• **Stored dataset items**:
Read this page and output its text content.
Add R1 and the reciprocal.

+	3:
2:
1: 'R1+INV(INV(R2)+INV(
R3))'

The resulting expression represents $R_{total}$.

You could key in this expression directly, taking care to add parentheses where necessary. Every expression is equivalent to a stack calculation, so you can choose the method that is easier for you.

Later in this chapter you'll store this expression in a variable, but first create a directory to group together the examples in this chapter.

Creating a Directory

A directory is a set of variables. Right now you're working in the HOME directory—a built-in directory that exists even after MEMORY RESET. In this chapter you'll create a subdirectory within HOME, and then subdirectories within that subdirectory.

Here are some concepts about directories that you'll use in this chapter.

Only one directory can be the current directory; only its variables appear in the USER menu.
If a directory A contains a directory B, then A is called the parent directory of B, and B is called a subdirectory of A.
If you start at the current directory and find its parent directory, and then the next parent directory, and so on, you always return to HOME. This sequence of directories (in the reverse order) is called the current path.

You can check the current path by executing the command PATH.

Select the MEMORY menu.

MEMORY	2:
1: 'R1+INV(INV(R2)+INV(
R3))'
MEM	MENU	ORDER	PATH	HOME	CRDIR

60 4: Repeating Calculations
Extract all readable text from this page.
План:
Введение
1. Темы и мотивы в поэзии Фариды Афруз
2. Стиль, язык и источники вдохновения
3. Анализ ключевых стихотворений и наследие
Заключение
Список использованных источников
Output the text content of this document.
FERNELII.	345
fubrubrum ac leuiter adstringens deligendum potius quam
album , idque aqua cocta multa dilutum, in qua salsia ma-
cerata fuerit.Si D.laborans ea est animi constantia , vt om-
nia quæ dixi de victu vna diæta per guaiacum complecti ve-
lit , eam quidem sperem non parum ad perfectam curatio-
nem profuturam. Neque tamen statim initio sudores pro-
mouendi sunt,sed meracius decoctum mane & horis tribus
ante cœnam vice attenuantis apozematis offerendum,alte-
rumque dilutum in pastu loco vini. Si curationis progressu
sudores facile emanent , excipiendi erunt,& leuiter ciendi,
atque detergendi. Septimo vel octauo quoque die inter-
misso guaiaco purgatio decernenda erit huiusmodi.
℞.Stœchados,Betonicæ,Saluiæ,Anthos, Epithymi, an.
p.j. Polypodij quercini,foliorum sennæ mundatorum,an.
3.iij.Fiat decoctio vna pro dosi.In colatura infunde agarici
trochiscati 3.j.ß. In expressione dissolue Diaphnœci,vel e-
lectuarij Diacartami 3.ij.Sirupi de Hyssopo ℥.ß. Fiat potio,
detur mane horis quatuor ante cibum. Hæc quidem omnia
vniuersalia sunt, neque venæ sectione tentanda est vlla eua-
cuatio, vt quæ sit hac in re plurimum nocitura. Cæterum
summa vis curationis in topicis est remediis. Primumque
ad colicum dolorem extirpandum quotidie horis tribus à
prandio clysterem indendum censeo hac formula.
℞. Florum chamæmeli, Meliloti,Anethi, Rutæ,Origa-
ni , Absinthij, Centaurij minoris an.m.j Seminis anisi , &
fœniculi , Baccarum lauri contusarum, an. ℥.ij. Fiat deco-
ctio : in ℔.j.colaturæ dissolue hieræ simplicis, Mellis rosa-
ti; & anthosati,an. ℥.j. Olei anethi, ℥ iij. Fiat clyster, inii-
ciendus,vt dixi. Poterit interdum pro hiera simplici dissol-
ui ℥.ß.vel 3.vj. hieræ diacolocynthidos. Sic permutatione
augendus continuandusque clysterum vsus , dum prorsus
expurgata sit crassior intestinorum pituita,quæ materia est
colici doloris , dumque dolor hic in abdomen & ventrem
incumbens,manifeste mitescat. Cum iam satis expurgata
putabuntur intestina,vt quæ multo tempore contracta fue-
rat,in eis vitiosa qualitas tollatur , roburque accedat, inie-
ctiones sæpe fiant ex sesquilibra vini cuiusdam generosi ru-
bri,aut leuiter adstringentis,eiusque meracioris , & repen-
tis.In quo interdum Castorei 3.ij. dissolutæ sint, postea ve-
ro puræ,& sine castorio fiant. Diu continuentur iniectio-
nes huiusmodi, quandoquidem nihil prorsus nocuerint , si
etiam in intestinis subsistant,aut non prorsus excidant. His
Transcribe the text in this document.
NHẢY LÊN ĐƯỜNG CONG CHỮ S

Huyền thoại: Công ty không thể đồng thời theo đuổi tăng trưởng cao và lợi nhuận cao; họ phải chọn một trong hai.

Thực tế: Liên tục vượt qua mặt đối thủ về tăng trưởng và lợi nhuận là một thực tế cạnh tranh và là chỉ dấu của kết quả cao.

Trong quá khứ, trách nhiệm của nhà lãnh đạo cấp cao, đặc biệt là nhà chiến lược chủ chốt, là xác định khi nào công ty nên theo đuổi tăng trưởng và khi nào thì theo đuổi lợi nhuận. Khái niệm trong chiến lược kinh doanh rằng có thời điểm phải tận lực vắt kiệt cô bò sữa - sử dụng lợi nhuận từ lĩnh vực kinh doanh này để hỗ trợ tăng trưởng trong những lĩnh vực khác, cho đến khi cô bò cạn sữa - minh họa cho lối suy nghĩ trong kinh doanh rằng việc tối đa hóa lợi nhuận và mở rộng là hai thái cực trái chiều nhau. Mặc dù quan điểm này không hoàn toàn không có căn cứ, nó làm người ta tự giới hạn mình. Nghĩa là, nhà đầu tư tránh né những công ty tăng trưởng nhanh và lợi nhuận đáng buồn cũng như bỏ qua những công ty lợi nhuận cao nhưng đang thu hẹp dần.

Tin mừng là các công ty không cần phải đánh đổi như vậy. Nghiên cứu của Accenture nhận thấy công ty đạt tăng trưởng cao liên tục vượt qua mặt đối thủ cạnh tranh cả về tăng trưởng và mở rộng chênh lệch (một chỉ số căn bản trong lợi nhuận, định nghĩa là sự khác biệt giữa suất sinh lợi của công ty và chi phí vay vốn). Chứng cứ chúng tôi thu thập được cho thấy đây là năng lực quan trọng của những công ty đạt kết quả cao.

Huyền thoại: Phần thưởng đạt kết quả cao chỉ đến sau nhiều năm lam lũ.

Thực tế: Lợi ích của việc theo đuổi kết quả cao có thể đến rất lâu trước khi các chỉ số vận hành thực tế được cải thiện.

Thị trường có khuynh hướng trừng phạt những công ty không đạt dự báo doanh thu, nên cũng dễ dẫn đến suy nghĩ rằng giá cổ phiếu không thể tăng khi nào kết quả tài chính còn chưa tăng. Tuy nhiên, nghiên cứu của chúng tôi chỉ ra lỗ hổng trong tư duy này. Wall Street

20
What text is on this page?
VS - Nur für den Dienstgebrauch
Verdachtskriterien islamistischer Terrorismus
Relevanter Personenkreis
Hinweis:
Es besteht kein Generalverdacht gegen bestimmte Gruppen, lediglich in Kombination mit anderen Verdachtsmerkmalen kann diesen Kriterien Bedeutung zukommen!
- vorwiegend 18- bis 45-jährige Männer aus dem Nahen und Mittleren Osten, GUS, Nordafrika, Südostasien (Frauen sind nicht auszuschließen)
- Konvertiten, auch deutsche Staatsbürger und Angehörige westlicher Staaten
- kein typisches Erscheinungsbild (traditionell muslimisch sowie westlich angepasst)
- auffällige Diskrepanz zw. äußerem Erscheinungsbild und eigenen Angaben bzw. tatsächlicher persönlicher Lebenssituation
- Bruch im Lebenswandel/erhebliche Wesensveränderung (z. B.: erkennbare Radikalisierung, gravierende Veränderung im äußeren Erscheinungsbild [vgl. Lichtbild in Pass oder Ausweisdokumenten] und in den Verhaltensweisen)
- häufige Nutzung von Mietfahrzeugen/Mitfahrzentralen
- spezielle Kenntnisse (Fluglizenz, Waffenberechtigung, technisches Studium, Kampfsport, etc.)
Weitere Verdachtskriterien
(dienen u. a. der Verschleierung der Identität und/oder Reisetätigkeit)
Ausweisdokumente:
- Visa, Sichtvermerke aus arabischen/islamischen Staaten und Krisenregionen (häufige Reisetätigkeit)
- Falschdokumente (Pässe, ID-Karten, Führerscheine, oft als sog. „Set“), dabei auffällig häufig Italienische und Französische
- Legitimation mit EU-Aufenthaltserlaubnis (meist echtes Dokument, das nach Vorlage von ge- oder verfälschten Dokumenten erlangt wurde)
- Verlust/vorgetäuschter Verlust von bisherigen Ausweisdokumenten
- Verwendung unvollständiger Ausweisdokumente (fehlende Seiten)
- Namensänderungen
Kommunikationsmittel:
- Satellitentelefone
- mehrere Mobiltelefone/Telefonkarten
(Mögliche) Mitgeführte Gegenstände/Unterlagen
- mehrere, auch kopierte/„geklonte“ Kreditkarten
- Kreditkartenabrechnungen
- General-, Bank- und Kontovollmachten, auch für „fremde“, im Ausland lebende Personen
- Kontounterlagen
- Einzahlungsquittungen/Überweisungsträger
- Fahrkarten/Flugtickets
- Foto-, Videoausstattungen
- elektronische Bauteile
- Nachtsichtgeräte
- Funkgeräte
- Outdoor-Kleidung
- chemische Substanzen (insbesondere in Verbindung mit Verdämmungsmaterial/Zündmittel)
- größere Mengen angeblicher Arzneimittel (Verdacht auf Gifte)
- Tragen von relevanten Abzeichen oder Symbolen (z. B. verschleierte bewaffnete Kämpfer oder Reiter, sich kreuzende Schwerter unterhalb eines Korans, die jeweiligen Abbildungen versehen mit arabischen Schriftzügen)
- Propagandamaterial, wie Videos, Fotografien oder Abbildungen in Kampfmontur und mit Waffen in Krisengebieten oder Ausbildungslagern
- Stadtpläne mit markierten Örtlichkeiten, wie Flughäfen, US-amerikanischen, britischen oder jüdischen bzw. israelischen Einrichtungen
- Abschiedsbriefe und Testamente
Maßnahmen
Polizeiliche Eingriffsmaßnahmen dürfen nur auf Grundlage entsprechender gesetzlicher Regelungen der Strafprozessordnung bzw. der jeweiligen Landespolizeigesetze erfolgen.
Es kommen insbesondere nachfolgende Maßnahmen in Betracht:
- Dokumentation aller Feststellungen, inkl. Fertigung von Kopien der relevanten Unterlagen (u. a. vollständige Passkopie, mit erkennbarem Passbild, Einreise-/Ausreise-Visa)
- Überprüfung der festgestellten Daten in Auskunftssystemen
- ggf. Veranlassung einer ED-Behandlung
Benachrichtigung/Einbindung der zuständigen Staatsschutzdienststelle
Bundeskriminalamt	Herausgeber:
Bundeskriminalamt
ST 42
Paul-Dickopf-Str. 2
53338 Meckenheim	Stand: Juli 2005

• **Instructions for the task**: Copy each line containing the word "page" from the data.

• **Correct result**:
Read this page and output its text content.
Extract all readable text from this page.
What text is on this page?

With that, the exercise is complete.